Pick out every line holding the string "Temperature" and copy it.

Provided records:
***

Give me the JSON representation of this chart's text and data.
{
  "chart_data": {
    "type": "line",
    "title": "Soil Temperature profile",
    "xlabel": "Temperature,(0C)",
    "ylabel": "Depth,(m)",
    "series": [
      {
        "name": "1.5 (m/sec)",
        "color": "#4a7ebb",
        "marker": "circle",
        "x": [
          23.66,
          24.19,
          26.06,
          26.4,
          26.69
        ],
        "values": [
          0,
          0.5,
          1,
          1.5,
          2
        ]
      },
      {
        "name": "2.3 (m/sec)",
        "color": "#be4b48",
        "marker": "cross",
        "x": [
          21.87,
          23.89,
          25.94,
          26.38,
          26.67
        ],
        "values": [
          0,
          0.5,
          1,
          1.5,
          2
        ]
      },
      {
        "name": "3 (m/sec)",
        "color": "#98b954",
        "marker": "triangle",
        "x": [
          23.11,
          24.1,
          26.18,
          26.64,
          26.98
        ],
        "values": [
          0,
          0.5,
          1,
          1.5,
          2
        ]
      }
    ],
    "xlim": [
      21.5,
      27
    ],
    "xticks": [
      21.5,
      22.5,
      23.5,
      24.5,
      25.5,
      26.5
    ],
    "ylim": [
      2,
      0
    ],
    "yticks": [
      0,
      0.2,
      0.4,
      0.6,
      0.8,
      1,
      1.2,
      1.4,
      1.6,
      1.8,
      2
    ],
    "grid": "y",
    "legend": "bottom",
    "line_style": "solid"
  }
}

***

Task solution:
    "title": "Soil Temperature profile",
    "xlabel": "Temperature,(0C)",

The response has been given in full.